[START]

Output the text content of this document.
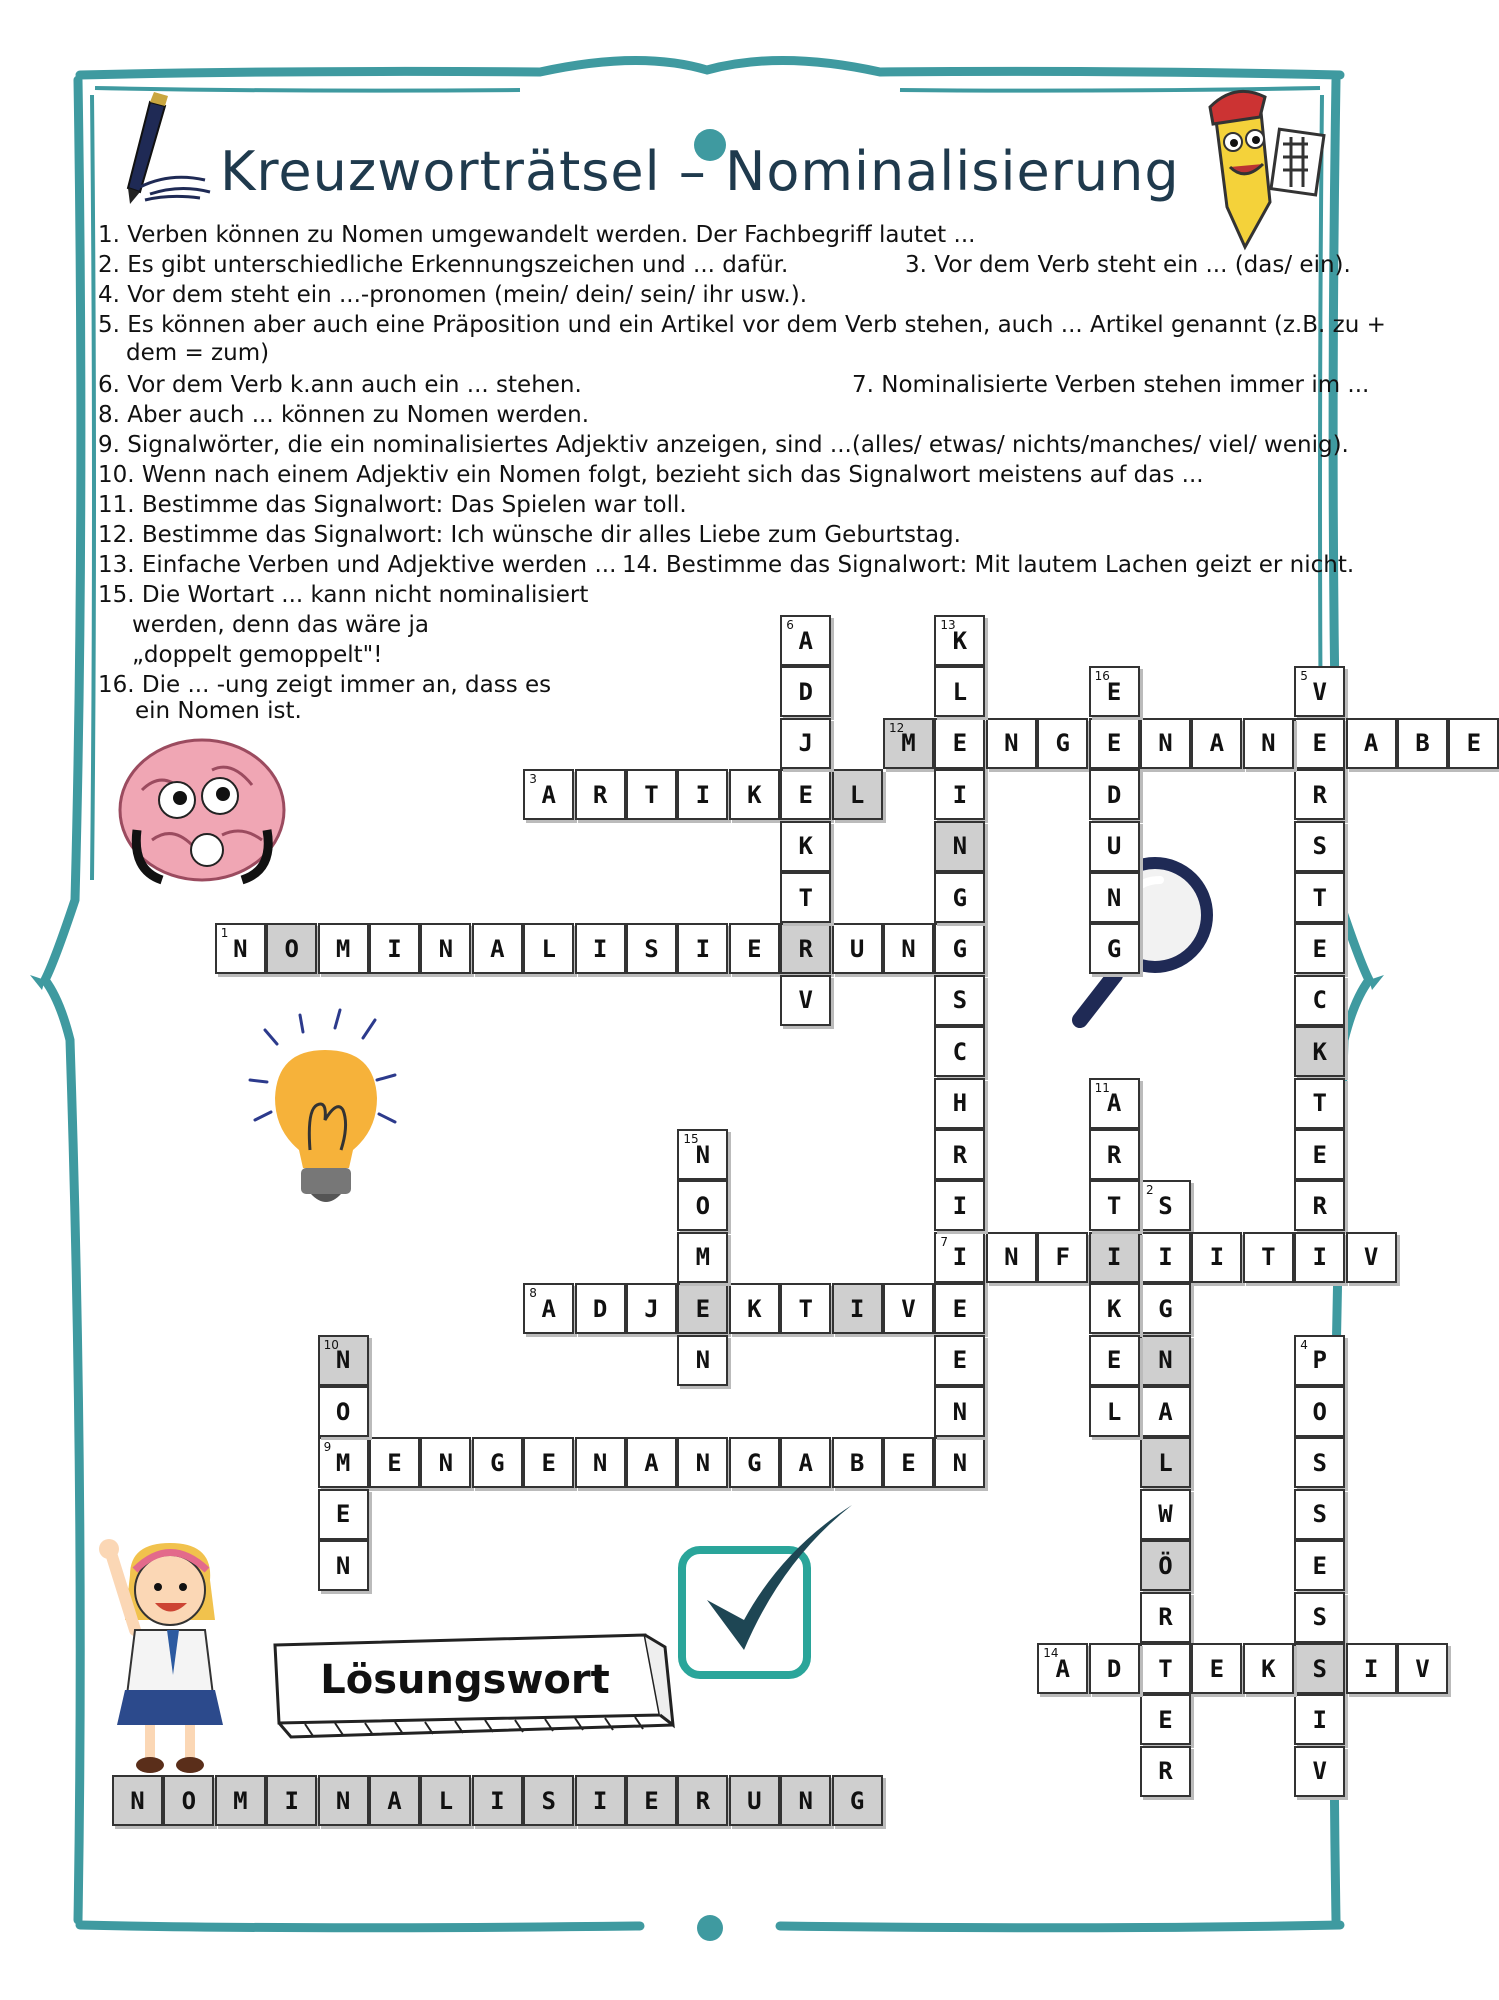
Kreuzworträtsel – Nominalisierung
1. Verben können zu Nomen umgewandelt werden. Der Fachbegriff lautet ...
2. Es gibt unterschiedliche Erkennungszeichen und ... dafür.	3. Vor dem Verb steht ein ... (das/ ein).
4. Vor dem steht ein ...-pronomen (mein/ dein/ sein/ ihr usw.).
5. Es können aber auch eine Präposition und ein Artikel vor dem Verb stehen, auch ... Artikel genannt (z.B. zu +
dem = zum)
6. Vor dem Verb k.ann auch ein ... stehen.	7. Nominalisierte Verben stehen immer im ...
8. Aber auch ... können zu Nomen werden.
9. Signalwörter, die ein nominalisiertes Adjektiv anzeigen, sind ...(alles/ etwas/ nichts/manches/ viel/ wenig).
10. Wenn nach einem Adjektiv ein Nomen folgt, bezieht sich das Signalwort meistens auf das ...
11. Bestimme das Signalwort: Das Spielen war toll.
12. Bestimme das Signalwort: Ich wünsche dir alles Liebe zum Geburtstag.
13. Einfache Verben und Adjektive werden ... 14. Bestimme das Signalwort: Mit lautem Lachen geizt er nicht.
15. Die Wortart ... kann nicht nominalisiert
werden, denn das wäre ja
„doppelt gemoppelt"!
16. Die ... -ung zeigt immer an, dass es
ein Nomen ist.
Lösungswort
N
1
O	M	I	N	A	L	I	S	I	E	R	U	N	G
S
2
I
G
N
A
L
W
Ö
R
T
E
R
A
3
R	T	I	K	E	L
P
4
O
S
S
E
S
S
I
V
V
5
E
R
S
T
E
C
K
T
E
R
A
6
D
J
K
T
V
I
7
N	F	I	I	T	I	V
A
8
D	J	E	K	T	I	V	E
M
9
E	N	G	E	N	A	N	G	A	B	E	N
N
10
O
E
N
A
11
R
T
K
E
L
M
12
E	N	G	E	N	A	N	A	B	E
K
13
L
I
N
G
S
C
H
R
I
E
N
A
14
D	E	K	I	V
N
15
O
M
N
E
16
D
U
N
G
N	O	M	I	N	A	L	I	S	I	E	R	U	N	G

[END]

- _Problem_:
Each entry shown above must be quoted exactly, with its pictures left out.

- _Completed task_:
Output the text content of this document.
Kreuzworträtsel – Nominalisierung
1. Verben können zu Nomen umgewandelt werden. Der Fachbegriff lautet ...
2. Es gibt unterschiedliche Erkennungszeichen und ... dafür.	3. Vor dem Verb steht ein ... (das/ ein).
4. Vor dem steht ein ...-pronomen (mein/ dein/ sein/ ihr usw.).
5. Es können aber auch eine Präposition und ein Artikel vor dem Verb stehen, auch ... Artikel genannt (z.B. zu +
dem = zum)
6. Vor dem Verb k.ann auch ein ... stehen.	7. Nominalisierte Verben stehen immer im ...
8. Aber auch ... können zu Nomen werden.
9. Signalwörter, die ein nominalisiertes Adjektiv anzeigen, sind ...(alles/ etwas/ nichts/manches/ viel/ wenig).
10. Wenn nach einem Adjektiv ein Nomen folgt, bezieht sich das Signalwort meistens auf das ...
11. Bestimme das Signalwort: Das Spielen war toll.
12. Bestimme das Signalwort: Ich wünsche dir alles Liebe zum Geburtstag.
13. Einfache Verben und Adjektive werden ... 14. Bestimme das Signalwort: Mit lautem Lachen geizt er nicht.
15. Die Wortart ... kann nicht nominalisiert
werden, denn das wäre ja
„doppelt gemoppelt"!
16. Die ... -ung zeigt immer an, dass es
ein Nomen ist.
Lösungswort
N
1
O	M	I	N	A	L	I	S	I	E	R	U	N	G
S
2
I
G
N
A
L
W
Ö
R
T
E
R
A
3
R	T	I	K	E	L
P
4
O
S
S
E
S
S
I
V
V
5
E
R
S
T
E
C
K
T
E
R
A
6
D
J
K
T
V
I
7
N	F	I	I	T	I	V
A
8
D	J	E	K	T	I	V	E
M
9
E	N	G	E	N	A	N	G	A	B	E	N
N
10
O
E
N
A
11
R
T
K
E
L
M
12
E	N	G	E	N	A	N	A	B	E
K
13
L
I
N
G
S
C
H
R
I
E
N
A
14
D	E	K	I	V
N
15
O
M
N
E
16
D
U
N
G
N	O	M	I	N	A	L	I	S	I	E	R	U	N	G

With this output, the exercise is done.